→ WHAT IS EXPECTED: All lines in which the word "log₁₀" occurs are to be extracted.

**********

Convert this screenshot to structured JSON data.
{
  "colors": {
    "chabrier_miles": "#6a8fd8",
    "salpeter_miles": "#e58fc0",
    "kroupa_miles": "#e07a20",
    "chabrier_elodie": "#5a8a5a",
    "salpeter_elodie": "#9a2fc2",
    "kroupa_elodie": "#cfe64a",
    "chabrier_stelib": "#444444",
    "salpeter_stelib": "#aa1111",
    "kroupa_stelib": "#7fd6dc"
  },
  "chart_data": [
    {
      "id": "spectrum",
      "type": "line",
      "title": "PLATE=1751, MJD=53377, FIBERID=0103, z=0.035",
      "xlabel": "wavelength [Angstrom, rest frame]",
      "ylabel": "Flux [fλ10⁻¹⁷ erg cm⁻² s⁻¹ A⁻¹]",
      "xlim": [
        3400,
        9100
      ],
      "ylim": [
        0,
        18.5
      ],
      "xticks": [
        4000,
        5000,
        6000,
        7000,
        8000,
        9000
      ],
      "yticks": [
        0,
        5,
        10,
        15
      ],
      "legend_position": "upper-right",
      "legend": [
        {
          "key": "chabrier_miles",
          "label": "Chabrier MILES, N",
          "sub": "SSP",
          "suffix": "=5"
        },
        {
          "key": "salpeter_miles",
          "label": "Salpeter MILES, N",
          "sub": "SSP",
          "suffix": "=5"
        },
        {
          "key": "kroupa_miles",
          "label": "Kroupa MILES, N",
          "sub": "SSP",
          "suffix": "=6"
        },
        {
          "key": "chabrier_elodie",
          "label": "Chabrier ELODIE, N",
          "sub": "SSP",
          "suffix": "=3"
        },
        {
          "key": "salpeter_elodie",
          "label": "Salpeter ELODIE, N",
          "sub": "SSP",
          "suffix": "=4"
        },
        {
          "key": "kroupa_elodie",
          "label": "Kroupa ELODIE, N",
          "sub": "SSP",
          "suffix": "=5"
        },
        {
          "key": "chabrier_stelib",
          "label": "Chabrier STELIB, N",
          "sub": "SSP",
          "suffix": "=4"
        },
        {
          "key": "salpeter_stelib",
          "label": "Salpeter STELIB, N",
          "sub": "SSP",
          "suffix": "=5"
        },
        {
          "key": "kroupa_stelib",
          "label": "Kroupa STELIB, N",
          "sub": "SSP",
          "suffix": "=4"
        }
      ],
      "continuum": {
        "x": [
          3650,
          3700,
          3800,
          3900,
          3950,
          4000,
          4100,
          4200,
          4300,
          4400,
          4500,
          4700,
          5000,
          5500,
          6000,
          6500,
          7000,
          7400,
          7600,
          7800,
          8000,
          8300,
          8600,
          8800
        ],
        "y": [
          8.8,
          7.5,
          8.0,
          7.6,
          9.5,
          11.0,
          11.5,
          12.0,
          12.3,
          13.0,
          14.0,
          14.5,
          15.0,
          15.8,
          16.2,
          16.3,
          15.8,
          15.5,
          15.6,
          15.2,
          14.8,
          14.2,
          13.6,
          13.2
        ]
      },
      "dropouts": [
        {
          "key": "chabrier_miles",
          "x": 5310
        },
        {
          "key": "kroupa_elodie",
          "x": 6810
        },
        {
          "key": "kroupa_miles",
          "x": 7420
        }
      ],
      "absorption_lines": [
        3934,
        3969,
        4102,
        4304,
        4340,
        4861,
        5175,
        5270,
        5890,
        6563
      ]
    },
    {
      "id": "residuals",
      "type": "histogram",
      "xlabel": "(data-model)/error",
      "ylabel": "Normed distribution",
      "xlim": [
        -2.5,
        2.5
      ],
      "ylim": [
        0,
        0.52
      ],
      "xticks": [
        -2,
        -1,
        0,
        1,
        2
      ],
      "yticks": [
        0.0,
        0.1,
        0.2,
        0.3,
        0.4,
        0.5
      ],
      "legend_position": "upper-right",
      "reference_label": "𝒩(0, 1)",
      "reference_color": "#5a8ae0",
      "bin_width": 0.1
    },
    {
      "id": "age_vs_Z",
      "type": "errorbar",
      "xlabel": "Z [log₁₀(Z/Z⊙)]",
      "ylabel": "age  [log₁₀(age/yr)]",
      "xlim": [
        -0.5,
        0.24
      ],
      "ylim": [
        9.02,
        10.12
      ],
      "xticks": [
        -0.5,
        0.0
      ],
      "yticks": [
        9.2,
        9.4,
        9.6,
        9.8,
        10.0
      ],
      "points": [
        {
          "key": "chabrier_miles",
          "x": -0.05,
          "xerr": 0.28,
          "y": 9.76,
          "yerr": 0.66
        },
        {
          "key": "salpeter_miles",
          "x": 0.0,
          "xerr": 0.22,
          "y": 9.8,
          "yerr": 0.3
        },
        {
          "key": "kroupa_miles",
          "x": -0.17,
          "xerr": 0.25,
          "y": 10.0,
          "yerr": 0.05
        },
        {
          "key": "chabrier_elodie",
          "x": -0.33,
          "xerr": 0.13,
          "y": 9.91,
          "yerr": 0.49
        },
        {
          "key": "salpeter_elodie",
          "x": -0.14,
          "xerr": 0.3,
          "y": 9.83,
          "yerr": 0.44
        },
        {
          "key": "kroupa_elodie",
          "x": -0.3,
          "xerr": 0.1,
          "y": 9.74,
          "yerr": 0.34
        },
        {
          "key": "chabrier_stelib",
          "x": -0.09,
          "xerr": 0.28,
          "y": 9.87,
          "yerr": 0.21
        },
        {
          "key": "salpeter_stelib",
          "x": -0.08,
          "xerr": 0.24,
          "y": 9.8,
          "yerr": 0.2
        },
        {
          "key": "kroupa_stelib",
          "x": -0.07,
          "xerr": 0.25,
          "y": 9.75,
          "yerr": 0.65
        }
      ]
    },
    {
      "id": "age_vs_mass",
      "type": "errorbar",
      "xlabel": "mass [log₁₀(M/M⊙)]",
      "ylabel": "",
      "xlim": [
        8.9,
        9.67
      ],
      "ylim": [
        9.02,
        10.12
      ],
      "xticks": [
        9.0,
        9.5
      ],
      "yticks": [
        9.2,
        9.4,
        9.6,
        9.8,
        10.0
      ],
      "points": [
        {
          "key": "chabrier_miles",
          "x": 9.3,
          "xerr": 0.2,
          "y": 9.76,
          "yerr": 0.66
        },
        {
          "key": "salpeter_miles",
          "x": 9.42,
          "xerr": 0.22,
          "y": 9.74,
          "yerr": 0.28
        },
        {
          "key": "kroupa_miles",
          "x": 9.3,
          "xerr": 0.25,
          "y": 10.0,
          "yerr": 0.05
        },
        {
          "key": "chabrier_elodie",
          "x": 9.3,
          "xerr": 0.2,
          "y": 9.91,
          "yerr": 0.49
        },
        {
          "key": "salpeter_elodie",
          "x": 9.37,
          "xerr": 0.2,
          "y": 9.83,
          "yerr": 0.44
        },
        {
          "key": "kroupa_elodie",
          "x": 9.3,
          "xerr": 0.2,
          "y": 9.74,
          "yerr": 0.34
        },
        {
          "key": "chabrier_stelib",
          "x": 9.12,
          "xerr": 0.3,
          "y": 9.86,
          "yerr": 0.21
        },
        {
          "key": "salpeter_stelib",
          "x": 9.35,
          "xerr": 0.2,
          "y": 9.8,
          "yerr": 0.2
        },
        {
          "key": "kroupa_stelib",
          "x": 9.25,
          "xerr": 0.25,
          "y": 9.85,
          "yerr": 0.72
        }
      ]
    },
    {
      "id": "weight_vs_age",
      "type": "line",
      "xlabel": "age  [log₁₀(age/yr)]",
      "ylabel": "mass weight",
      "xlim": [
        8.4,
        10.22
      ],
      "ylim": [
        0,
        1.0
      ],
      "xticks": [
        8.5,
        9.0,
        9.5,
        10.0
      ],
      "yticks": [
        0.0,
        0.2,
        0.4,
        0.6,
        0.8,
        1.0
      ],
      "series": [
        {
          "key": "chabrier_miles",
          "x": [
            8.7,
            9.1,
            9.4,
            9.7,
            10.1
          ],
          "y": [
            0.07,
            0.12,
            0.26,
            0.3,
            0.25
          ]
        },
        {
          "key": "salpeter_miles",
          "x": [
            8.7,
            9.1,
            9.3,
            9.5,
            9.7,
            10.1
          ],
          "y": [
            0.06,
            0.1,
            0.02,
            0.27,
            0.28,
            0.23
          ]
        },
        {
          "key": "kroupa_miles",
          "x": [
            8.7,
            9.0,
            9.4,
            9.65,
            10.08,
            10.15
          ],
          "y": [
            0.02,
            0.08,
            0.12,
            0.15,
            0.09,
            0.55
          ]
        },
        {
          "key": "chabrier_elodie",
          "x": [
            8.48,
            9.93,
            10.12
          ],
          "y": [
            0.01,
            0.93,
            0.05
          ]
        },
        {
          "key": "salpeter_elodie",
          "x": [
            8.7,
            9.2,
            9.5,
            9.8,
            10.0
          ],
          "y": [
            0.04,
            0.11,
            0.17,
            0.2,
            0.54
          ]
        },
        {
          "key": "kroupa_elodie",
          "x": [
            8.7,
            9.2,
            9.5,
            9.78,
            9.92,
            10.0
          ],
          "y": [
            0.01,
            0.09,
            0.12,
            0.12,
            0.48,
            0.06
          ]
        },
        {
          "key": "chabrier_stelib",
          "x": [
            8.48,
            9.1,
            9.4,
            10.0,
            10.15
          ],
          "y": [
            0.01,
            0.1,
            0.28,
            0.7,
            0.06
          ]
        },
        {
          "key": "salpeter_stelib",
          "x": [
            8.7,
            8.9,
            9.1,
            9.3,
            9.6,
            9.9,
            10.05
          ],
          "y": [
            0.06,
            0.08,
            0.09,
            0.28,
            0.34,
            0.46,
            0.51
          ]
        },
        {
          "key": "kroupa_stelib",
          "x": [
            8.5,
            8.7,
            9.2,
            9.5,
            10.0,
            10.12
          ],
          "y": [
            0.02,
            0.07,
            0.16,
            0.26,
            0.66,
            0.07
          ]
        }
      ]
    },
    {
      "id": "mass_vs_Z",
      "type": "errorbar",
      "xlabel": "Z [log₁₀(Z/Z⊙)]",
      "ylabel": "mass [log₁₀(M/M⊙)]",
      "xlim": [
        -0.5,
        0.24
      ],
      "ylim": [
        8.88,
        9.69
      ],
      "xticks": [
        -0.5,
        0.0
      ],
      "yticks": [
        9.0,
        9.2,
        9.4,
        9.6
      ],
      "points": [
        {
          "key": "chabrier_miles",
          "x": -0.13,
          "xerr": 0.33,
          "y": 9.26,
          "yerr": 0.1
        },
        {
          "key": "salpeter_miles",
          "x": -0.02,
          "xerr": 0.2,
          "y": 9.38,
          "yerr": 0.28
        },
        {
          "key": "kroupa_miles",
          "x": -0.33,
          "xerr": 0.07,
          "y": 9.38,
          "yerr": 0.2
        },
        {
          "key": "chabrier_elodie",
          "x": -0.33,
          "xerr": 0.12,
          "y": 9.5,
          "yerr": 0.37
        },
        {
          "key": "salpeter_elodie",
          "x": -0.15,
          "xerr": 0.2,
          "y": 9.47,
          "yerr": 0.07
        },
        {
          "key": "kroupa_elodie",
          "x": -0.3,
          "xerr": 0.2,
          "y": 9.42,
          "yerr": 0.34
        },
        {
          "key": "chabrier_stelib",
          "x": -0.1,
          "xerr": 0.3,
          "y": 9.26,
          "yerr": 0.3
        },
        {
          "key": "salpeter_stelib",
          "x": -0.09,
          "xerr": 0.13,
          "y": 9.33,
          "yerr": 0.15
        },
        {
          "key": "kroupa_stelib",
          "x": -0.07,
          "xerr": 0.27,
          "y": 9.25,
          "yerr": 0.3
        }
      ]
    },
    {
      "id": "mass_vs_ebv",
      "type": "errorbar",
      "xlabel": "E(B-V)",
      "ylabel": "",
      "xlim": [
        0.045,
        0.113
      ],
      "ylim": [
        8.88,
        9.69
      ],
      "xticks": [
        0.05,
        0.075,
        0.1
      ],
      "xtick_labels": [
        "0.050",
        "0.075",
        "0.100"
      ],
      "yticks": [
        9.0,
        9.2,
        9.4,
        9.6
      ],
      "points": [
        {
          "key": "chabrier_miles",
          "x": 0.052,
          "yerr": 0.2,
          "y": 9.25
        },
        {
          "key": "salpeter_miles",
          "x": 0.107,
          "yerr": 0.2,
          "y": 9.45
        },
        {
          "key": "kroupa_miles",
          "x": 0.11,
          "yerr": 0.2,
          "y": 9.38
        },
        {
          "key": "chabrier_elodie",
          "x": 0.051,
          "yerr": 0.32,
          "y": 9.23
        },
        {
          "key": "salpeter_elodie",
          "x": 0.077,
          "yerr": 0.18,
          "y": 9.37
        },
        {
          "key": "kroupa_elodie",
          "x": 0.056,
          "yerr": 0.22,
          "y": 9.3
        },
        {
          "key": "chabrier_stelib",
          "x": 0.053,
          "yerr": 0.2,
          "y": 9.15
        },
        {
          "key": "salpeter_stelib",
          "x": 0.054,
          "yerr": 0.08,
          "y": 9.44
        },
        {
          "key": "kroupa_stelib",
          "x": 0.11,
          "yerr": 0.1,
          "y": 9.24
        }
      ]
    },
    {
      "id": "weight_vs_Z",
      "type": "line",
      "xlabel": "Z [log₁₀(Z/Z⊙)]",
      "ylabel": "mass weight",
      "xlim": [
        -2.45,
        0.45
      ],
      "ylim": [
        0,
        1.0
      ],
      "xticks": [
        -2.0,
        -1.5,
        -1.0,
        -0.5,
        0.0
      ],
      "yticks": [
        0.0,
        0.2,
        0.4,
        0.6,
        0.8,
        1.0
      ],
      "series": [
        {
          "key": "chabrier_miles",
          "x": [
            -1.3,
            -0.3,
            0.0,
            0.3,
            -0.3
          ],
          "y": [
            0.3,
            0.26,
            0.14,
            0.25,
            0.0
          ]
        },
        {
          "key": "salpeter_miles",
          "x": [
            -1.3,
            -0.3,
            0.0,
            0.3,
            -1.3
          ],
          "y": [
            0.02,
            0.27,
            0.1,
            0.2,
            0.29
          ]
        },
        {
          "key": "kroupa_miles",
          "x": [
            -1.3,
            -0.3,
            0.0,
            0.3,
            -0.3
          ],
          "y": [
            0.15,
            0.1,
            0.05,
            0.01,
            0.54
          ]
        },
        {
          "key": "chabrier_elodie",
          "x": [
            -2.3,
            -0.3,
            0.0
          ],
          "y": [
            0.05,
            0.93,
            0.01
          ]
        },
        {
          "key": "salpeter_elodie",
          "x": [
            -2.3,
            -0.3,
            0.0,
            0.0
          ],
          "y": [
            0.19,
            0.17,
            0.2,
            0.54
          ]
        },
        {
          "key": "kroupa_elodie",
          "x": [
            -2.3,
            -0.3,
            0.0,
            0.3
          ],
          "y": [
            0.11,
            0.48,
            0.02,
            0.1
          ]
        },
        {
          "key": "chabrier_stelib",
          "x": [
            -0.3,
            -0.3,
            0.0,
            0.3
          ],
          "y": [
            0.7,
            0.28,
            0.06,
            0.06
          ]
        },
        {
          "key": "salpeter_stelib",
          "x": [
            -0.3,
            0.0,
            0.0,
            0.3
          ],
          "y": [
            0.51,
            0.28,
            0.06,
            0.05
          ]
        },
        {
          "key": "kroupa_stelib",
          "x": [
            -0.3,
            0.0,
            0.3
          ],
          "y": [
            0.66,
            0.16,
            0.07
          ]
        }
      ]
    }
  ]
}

**********

→ SOLUTION FOR THIS TASK:
      "xlabel": "Z [log₁₀(Z/Z⊙)]",
      "ylabel": "age  [log₁₀(age/yr)]",
      "xlabel": "mass [log₁₀(M/M⊙)]",
      "xlabel": "age  [log₁₀(age/yr)]",
      "xlabel": "Z [log₁₀(Z/Z⊙)]",
      "ylabel": "mass [log₁₀(M/M⊙)]",
      "xlabel": "Z [log₁₀(Z/Z⊙)]",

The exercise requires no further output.